_WHAT IS ASKED_
Determine the number of lines in the data that include the word "name", and write only that number.

-- START OF SUPPLIED DATA --

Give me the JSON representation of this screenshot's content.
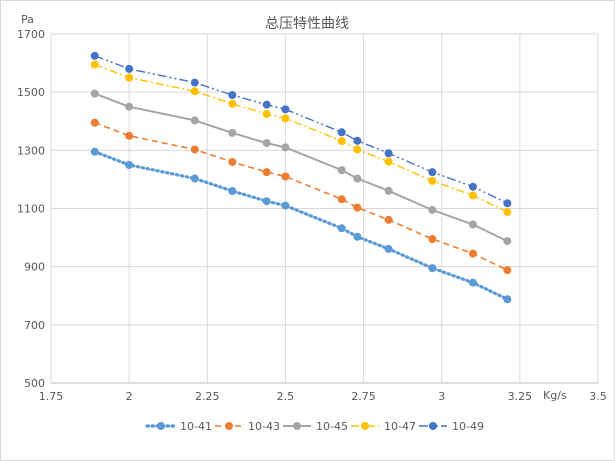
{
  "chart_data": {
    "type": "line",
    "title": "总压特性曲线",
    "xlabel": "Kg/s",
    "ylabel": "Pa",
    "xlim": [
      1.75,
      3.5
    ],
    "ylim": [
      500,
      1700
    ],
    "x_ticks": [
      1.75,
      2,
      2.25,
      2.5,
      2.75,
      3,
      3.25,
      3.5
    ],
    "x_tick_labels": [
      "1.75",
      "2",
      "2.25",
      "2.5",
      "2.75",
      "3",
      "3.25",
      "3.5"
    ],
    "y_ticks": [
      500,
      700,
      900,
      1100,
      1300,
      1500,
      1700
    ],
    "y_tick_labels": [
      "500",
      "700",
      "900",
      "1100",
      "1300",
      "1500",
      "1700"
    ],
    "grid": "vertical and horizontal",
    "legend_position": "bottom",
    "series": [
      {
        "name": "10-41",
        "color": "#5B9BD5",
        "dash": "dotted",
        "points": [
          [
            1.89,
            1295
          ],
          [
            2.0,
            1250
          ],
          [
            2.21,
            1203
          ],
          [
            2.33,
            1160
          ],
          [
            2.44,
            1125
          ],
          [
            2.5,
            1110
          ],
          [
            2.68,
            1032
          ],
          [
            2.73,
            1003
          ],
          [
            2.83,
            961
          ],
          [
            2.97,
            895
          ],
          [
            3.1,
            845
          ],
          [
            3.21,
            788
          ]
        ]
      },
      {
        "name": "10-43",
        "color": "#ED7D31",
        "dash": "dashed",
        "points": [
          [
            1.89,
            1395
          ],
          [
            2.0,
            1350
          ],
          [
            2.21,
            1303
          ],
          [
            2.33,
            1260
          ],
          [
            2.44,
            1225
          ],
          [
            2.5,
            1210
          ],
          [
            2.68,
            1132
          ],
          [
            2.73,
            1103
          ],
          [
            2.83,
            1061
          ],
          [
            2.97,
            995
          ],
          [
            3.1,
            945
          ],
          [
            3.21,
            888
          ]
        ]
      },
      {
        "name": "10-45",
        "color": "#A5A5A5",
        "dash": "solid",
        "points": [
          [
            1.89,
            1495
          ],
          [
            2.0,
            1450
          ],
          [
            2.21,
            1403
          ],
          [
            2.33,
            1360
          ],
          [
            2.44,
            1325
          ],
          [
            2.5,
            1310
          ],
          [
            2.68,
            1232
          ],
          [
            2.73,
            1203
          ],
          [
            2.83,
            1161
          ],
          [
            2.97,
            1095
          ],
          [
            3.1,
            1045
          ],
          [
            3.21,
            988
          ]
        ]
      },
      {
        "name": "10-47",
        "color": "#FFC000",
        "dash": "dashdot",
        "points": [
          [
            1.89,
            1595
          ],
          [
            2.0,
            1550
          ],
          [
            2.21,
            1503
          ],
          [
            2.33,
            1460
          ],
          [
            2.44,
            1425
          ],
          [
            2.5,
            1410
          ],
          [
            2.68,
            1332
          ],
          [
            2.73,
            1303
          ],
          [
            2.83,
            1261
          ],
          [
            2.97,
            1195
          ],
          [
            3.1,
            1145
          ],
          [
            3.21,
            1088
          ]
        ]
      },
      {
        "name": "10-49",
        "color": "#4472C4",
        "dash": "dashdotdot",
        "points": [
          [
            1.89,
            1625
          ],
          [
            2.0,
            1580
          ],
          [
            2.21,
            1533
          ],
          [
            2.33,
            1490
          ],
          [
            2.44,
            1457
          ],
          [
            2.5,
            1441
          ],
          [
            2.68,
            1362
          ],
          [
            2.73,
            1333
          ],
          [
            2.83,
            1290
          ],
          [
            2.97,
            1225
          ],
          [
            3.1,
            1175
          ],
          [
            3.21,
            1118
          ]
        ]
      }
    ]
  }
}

-- END OF SUPPLIED DATA --

_ANSWER BELOW_
5